PROBLEM DESCRIPTION:
Copy all lines holding the word "group" from the entries.

[Stored entries]
--- --- ---

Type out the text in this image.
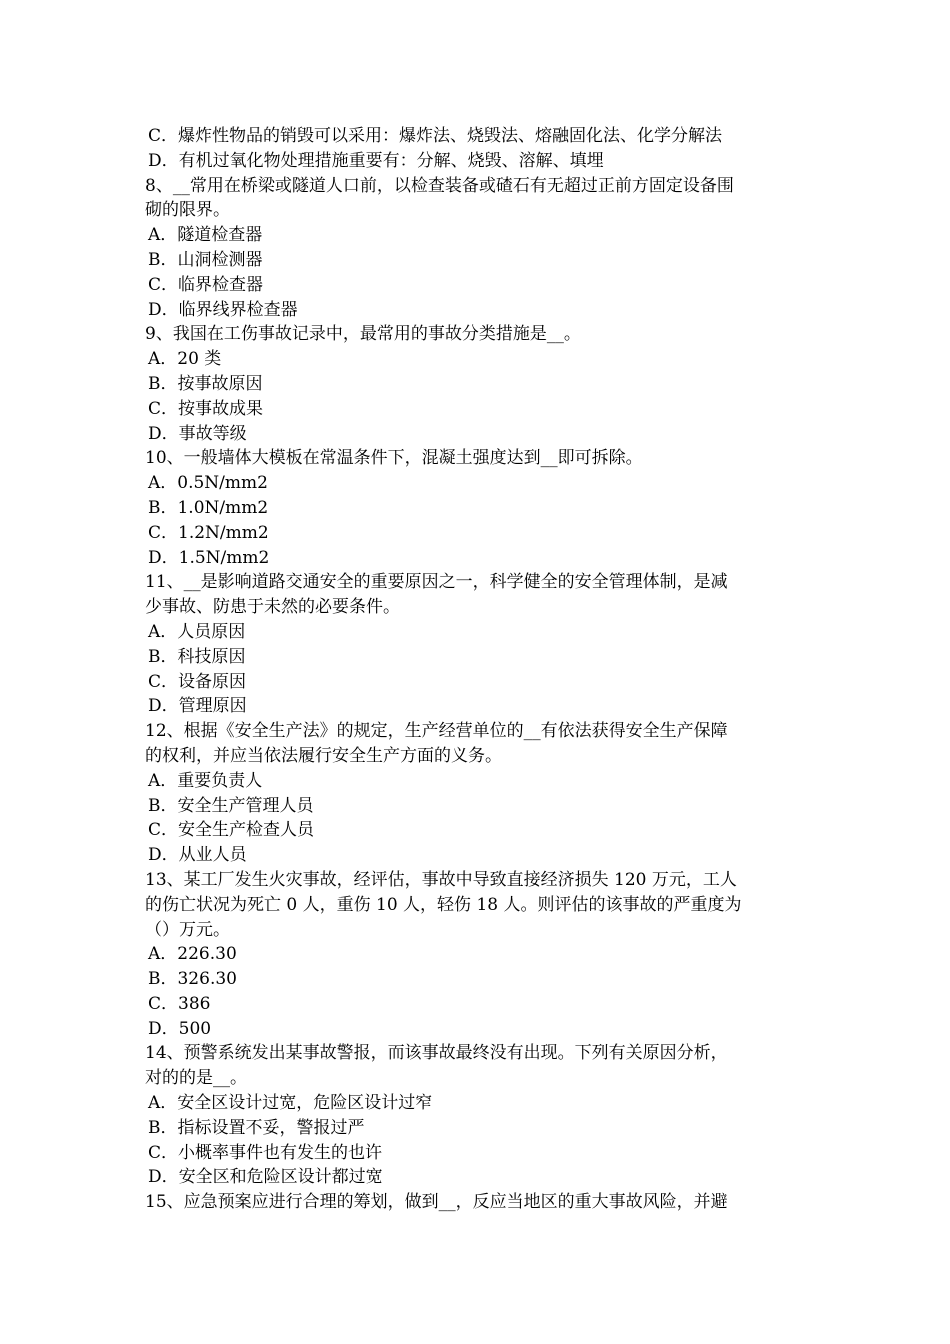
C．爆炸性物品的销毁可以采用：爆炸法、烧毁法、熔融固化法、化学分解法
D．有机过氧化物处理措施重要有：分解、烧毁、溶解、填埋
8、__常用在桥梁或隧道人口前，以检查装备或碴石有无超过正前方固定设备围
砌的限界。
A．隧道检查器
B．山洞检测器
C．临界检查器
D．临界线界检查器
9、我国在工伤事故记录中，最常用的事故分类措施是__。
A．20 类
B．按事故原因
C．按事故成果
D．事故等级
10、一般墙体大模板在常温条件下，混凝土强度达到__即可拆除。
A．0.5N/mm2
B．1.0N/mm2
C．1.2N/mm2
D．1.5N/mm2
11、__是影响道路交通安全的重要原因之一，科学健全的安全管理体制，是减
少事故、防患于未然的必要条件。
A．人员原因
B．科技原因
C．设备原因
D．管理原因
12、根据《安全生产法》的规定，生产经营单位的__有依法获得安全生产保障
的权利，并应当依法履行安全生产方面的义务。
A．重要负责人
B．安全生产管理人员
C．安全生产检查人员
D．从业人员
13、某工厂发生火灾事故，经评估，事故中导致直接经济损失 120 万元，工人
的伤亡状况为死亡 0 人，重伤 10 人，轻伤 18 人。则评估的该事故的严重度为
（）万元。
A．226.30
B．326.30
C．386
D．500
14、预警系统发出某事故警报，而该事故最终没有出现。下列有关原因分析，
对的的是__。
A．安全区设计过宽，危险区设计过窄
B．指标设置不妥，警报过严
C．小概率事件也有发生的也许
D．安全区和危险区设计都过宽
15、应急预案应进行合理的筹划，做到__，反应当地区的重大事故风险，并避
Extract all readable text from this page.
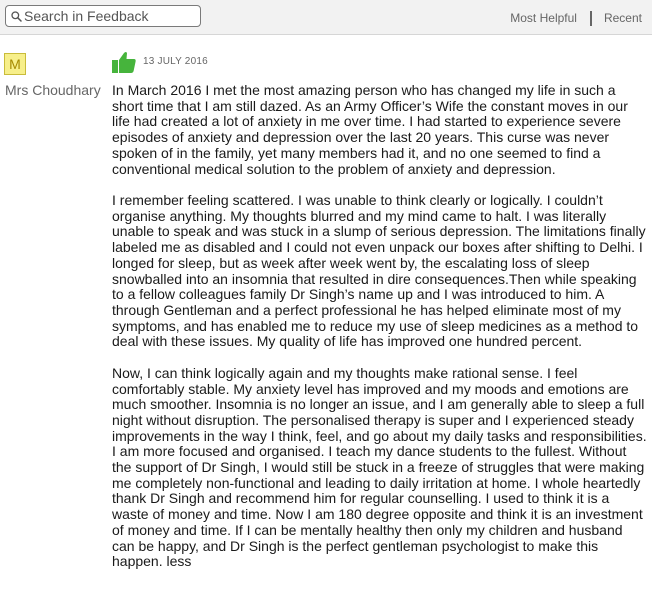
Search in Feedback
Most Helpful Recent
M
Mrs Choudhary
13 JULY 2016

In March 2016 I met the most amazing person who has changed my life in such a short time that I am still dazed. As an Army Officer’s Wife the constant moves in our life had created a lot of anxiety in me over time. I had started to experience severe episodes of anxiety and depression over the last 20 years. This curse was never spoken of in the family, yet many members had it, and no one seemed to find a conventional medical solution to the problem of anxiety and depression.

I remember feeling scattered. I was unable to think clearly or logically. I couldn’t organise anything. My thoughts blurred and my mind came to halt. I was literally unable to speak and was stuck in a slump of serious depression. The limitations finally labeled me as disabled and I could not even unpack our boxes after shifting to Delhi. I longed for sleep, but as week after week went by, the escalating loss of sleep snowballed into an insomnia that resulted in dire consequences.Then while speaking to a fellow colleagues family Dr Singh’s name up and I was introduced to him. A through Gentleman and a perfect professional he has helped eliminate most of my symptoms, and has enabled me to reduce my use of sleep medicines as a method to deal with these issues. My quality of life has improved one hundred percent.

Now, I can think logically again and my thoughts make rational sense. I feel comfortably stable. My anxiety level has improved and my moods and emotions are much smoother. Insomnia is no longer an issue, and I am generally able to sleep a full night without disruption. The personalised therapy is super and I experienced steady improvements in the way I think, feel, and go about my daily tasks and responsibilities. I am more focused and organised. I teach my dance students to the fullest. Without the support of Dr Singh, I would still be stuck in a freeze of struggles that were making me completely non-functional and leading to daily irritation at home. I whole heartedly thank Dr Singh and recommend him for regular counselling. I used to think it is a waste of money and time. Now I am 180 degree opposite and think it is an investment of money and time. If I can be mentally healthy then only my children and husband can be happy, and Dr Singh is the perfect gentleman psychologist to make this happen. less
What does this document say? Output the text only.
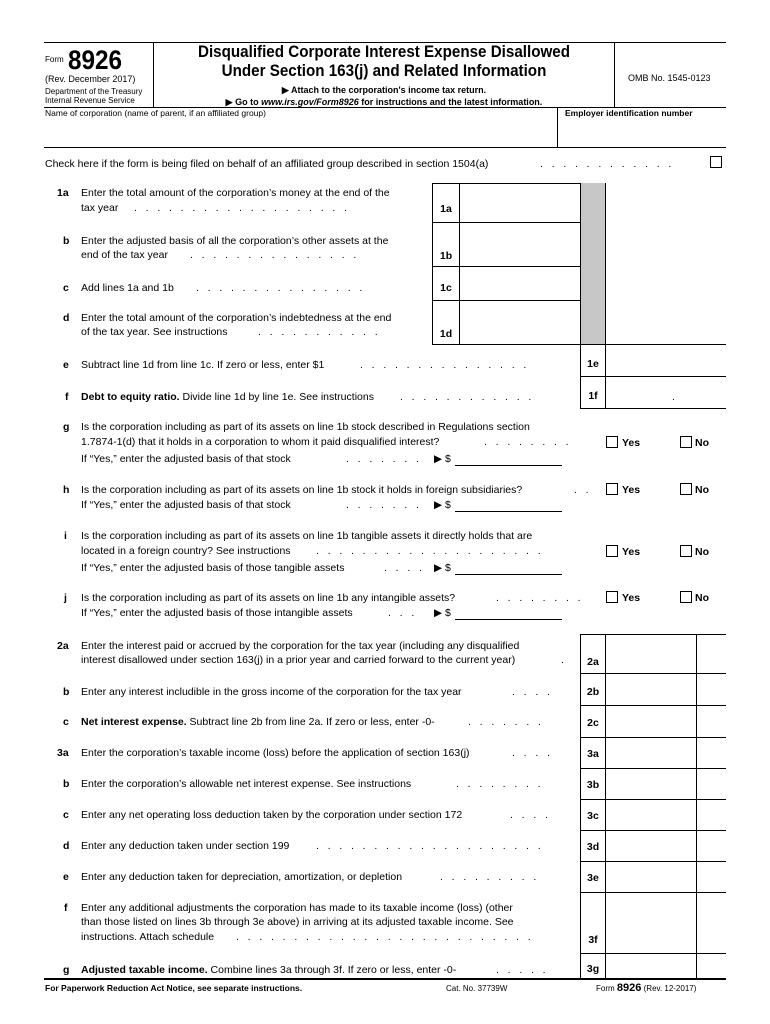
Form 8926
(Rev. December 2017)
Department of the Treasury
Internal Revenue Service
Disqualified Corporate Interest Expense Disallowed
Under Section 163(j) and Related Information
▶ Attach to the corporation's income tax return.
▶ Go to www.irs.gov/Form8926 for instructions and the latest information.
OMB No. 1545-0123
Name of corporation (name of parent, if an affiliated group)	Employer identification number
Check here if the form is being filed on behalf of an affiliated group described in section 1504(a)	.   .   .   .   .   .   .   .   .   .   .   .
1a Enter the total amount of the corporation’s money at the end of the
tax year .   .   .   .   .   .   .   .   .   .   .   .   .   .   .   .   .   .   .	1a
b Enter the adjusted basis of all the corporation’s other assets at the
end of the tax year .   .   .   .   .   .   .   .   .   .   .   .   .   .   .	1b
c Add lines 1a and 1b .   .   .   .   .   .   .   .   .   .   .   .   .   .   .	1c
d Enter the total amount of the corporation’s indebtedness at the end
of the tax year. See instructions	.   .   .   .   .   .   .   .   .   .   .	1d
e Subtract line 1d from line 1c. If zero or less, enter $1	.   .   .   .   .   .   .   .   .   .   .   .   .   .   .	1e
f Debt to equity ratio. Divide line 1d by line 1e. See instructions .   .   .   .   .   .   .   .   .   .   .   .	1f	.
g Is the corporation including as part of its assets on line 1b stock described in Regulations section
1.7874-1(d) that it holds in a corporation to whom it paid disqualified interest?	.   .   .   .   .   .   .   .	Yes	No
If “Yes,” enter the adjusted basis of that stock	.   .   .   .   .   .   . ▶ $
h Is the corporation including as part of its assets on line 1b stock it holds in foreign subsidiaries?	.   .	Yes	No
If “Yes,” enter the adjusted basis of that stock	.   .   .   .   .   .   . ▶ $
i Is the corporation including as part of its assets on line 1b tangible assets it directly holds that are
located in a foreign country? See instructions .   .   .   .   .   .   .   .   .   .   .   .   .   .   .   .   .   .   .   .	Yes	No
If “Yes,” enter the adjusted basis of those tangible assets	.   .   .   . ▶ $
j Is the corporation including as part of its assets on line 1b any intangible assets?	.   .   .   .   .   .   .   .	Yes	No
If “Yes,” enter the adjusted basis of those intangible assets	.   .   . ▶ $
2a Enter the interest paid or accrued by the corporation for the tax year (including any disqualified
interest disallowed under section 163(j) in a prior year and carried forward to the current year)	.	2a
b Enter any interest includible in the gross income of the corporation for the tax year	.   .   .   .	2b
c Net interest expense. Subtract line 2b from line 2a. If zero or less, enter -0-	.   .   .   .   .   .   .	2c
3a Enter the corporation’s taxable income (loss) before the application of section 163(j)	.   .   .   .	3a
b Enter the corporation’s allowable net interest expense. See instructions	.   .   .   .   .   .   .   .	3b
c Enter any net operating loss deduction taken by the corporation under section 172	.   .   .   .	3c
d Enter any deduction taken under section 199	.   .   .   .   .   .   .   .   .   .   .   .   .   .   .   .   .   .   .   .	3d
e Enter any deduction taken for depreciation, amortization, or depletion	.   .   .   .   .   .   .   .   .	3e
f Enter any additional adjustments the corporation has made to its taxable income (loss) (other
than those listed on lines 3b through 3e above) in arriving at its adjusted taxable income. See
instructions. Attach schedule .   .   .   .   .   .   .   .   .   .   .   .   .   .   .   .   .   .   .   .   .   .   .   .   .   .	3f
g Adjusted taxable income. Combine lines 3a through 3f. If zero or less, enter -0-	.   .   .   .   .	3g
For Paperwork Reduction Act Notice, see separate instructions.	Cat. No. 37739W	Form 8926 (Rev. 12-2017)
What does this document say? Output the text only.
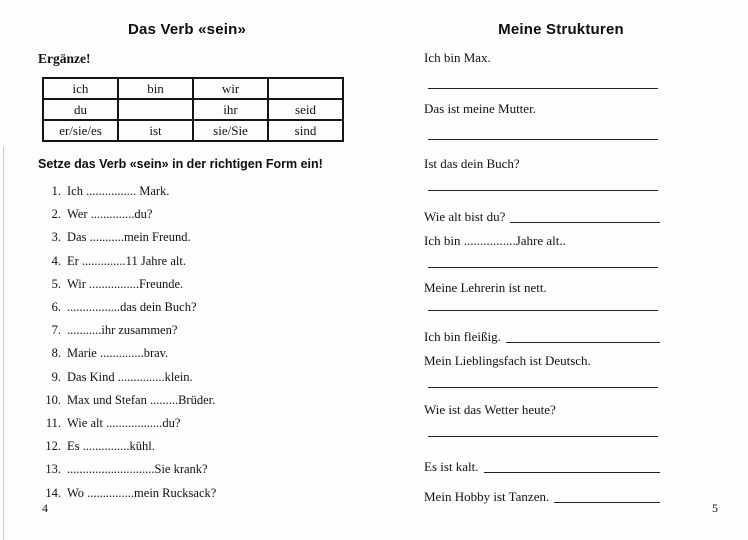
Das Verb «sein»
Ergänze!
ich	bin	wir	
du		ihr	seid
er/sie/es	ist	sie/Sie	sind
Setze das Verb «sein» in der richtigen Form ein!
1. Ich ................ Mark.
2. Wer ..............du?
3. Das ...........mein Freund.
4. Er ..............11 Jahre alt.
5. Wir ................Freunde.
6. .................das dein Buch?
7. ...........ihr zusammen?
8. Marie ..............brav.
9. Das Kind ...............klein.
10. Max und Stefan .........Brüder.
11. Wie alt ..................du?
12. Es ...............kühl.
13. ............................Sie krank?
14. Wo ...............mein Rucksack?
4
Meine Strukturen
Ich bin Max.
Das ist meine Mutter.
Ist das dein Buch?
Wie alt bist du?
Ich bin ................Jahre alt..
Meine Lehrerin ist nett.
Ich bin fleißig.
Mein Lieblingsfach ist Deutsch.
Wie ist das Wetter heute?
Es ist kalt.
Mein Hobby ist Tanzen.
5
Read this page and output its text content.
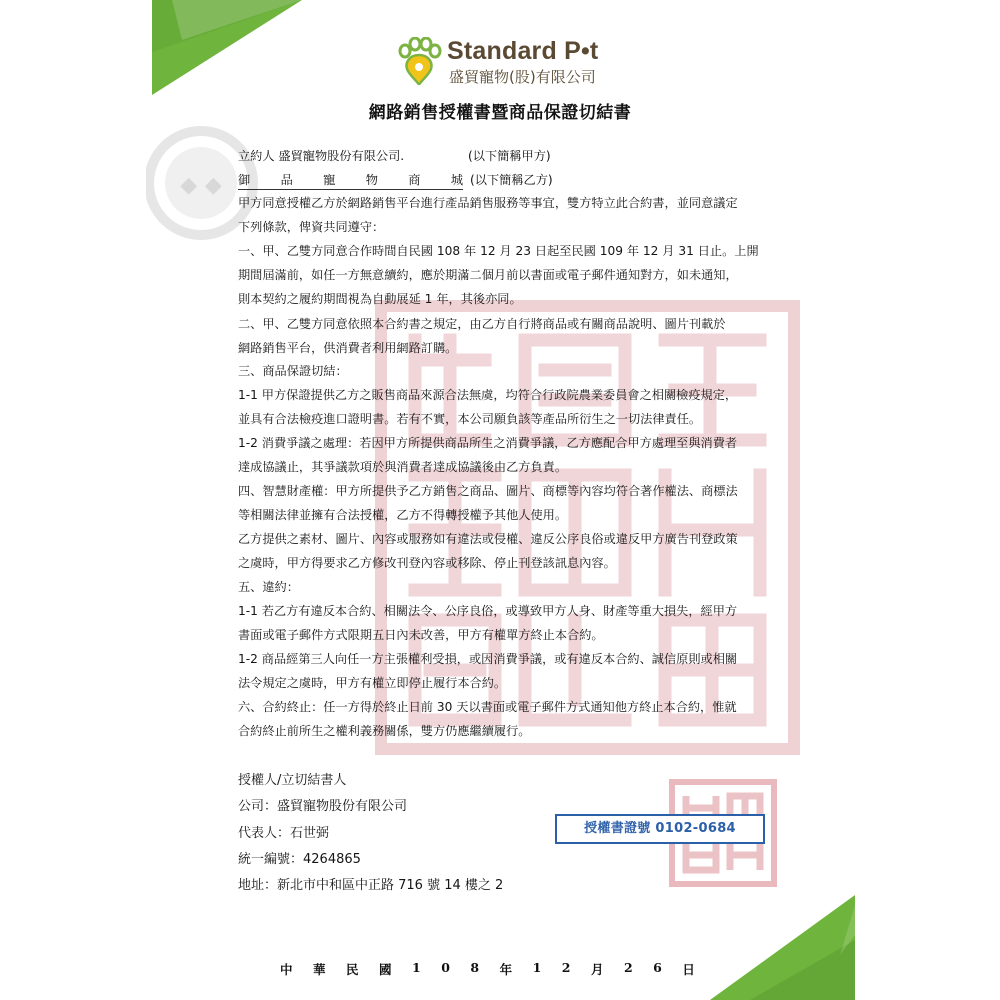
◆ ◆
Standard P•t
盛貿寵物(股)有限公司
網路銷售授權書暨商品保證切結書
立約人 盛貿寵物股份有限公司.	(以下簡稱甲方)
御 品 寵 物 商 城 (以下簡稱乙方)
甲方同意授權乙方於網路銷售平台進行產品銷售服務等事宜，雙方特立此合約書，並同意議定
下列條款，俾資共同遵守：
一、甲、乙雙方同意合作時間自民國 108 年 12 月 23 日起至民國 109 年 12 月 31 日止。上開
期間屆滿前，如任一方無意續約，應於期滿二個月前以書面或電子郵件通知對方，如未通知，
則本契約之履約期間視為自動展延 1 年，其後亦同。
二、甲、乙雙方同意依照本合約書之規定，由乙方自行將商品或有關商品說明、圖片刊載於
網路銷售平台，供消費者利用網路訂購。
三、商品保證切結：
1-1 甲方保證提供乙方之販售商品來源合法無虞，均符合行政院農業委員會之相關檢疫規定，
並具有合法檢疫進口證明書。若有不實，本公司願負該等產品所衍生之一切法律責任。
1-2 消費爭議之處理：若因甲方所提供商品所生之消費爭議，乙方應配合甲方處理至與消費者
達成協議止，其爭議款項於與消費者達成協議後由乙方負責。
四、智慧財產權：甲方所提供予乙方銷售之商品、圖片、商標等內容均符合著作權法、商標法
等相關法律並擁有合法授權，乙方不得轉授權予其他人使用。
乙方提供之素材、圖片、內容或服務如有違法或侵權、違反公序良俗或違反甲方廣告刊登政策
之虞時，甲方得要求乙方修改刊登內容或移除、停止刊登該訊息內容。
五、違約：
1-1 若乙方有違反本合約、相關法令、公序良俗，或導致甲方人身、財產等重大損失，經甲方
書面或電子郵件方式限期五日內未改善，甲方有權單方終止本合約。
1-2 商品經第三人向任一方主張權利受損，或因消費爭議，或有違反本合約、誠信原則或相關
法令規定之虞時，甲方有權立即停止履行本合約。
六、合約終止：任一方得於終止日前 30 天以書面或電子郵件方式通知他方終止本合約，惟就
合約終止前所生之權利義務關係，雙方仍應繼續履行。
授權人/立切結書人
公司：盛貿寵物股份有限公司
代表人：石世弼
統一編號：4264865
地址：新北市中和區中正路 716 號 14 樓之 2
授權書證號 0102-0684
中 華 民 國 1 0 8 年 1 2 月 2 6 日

--- --- ---

FINAL RESULT:
Name of corporation (name of parent, if an affiliated group)	Employer identification number
Check here if the form is being filed on behalf of an affiliated group described in section 1504(a)	.   .   .   .   .   .   .   .   .   .   .   .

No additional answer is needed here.